What to produce: Quote word for word every line from the beginning of the records down to the line containing "table-row (68, 325, 556, 344)". Include that last line and stop there.

(Stored items)
--------------------

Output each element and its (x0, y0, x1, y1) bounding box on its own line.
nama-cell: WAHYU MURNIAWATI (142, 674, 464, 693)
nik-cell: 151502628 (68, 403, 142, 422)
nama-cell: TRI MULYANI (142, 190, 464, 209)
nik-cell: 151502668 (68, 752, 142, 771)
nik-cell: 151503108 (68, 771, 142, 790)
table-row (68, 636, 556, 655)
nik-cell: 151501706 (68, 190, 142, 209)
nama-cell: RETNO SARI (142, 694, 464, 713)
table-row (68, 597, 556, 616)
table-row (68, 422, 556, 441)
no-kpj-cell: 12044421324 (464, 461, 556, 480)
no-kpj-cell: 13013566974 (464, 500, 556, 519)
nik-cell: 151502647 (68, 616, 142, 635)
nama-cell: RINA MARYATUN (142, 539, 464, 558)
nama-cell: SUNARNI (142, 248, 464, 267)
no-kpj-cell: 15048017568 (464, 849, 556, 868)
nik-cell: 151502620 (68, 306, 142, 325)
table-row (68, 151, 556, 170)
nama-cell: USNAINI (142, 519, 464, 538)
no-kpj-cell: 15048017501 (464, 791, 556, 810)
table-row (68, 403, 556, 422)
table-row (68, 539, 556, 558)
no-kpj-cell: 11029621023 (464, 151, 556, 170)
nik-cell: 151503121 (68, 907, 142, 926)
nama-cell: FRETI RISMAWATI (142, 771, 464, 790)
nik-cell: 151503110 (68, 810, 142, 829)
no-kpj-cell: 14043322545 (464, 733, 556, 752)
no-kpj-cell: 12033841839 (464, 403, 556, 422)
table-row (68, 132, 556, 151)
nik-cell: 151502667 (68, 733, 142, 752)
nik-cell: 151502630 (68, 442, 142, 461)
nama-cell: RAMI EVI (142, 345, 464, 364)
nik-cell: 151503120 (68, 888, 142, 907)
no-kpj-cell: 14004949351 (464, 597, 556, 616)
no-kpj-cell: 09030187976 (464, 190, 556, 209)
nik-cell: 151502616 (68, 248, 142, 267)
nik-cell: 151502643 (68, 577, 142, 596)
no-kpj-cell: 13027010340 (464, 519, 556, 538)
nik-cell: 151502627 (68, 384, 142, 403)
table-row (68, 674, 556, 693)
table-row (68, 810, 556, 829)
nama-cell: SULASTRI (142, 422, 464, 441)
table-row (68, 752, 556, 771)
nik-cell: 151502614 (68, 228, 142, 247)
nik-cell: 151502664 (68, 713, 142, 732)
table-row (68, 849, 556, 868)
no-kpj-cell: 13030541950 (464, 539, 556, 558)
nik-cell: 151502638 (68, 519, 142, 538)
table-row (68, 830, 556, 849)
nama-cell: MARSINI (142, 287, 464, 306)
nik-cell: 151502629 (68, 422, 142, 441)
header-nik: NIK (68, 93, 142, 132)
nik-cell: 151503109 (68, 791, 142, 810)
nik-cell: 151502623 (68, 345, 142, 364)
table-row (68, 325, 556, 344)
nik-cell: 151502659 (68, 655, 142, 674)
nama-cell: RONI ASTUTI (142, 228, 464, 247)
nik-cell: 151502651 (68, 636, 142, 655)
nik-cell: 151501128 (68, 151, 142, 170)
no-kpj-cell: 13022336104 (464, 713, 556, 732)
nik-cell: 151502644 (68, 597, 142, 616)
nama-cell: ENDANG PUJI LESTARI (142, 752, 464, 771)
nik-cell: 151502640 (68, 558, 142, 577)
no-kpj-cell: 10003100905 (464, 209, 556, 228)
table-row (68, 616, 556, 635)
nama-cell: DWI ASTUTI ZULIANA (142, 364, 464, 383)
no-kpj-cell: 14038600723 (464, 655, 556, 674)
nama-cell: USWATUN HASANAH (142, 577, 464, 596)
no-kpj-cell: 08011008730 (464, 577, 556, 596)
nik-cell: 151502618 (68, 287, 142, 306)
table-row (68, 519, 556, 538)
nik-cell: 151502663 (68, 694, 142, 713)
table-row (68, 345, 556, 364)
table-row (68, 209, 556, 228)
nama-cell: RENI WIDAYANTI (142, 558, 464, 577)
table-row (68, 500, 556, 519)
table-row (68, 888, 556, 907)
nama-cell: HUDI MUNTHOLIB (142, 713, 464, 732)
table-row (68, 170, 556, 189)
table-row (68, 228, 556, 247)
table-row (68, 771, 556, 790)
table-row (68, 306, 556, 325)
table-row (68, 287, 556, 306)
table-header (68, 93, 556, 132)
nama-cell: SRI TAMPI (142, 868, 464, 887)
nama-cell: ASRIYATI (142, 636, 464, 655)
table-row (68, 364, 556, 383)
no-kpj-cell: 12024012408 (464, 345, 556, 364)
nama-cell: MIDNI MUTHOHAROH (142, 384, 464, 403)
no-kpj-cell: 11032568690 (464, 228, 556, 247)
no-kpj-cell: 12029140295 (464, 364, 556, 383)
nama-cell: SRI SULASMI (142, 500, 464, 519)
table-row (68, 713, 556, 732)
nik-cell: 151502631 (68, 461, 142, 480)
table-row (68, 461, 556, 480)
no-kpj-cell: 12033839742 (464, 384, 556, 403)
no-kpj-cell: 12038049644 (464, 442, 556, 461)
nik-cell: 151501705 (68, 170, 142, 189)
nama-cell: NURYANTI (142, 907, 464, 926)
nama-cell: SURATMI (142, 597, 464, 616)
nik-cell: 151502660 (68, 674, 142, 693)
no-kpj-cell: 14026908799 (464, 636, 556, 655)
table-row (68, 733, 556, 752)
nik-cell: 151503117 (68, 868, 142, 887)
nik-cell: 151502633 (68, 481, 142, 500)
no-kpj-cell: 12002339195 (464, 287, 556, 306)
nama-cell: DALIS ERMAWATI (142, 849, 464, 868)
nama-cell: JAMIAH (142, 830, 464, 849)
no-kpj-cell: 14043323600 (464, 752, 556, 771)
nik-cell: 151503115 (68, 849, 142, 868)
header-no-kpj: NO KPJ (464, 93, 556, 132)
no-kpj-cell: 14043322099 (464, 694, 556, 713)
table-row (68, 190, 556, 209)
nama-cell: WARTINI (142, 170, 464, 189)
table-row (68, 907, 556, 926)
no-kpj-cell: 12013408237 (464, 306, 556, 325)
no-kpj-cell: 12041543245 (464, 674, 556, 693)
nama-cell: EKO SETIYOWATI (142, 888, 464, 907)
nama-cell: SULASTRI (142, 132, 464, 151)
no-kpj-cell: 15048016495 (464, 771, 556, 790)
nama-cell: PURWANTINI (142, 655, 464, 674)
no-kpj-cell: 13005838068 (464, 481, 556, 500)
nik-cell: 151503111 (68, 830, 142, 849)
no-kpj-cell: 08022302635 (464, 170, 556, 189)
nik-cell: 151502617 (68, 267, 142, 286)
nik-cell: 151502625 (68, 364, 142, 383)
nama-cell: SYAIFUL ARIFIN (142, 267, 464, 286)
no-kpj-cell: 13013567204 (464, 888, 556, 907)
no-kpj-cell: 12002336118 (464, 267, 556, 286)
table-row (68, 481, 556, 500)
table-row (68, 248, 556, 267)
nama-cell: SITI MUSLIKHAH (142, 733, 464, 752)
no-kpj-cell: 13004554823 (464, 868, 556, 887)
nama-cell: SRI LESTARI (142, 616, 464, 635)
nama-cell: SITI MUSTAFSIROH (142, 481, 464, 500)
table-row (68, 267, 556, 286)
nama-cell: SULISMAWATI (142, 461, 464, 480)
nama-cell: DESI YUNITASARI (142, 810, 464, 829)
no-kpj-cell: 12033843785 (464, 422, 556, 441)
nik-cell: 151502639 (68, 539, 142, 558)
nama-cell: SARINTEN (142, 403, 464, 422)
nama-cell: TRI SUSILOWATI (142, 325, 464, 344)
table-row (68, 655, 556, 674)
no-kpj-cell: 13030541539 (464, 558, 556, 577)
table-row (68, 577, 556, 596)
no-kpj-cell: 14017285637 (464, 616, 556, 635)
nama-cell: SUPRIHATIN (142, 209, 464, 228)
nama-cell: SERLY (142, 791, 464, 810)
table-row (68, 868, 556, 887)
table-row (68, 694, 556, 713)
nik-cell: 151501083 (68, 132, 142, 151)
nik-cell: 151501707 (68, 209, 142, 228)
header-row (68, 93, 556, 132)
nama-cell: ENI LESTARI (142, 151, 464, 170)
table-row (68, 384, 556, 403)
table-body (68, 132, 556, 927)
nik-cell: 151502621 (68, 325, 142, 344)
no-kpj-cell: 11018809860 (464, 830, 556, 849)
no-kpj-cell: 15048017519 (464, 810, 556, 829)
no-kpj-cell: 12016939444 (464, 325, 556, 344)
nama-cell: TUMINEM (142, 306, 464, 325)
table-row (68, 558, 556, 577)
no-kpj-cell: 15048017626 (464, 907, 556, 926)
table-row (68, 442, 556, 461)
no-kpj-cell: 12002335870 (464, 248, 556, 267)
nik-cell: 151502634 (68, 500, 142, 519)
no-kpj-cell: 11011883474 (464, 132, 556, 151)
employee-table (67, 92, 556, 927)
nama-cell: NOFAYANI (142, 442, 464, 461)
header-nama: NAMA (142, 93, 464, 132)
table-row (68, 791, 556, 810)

--------------------

Finished answer:
Output each element and its (x0, y0, x1, y1) bounding box on its own line.
nama-cell: WAHYU MURNIAWATI (142, 674, 464, 693)
nik-cell: 151502628 (68, 403, 142, 422)
nama-cell: TRI MULYANI (142, 190, 464, 209)
nik-cell: 151502668 (68, 752, 142, 771)
nik-cell: 151503108 (68, 771, 142, 790)
table-row (68, 636, 556, 655)
nik-cell: 151501706 (68, 190, 142, 209)
nama-cell: RETNO SARI (142, 694, 464, 713)
table-row (68, 597, 556, 616)
table-row (68, 422, 556, 441)
no-kpj-cell: 12044421324 (464, 461, 556, 480)
no-kpj-cell: 13013566974 (464, 500, 556, 519)
nik-cell: 151502647 (68, 616, 142, 635)
nama-cell: RINA MARYATUN (142, 539, 464, 558)
nama-cell: SUNARNI (142, 248, 464, 267)
no-kpj-cell: 15048017568 (464, 849, 556, 868)
nik-cell: 151502620 (68, 306, 142, 325)
table-row (68, 151, 556, 170)
nama-cell: USNAINI (142, 519, 464, 538)
no-kpj-cell: 15048017501 (464, 791, 556, 810)
table-row (68, 403, 556, 422)
table-row (68, 539, 556, 558)
no-kpj-cell: 11029621023 (464, 151, 556, 170)
nik-cell: 151503121 (68, 907, 142, 926)
nama-cell: FRETI RISMAWATI (142, 771, 464, 790)
nik-cell: 151503110 (68, 810, 142, 829)
no-kpj-cell: 14043322545 (464, 733, 556, 752)
no-kpj-cell: 12033841839 (464, 403, 556, 422)
table-row (68, 132, 556, 151)
nik-cell: 151502667 (68, 733, 142, 752)
nik-cell: 151502630 (68, 442, 142, 461)
nama-cell: RAMI EVI (142, 345, 464, 364)
nik-cell: 151503120 (68, 888, 142, 907)
no-kpj-cell: 14004949351 (464, 597, 556, 616)
no-kpj-cell: 09030187976 (464, 190, 556, 209)
nik-cell: 151502616 (68, 248, 142, 267)
nik-cell: 151502643 (68, 577, 142, 596)
no-kpj-cell: 13027010340 (464, 519, 556, 538)
nik-cell: 151502627 (68, 384, 142, 403)
table-row (68, 674, 556, 693)
table-row (68, 810, 556, 829)
nama-cell: SULASTRI (142, 422, 464, 441)
table-row (68, 752, 556, 771)
nik-cell: 151502614 (68, 228, 142, 247)
nik-cell: 151502664 (68, 713, 142, 732)
table-row (68, 849, 556, 868)
no-kpj-cell: 13030541950 (464, 539, 556, 558)
nik-cell: 151502638 (68, 519, 142, 538)
table-row (68, 830, 556, 849)
nama-cell: MARSINI (142, 287, 464, 306)
nik-cell: 151502629 (68, 422, 142, 441)
header-nik: NIK (68, 93, 142, 132)
nik-cell: 151503109 (68, 791, 142, 810)
nik-cell: 151502623 (68, 345, 142, 364)
table-row (68, 325, 556, 344)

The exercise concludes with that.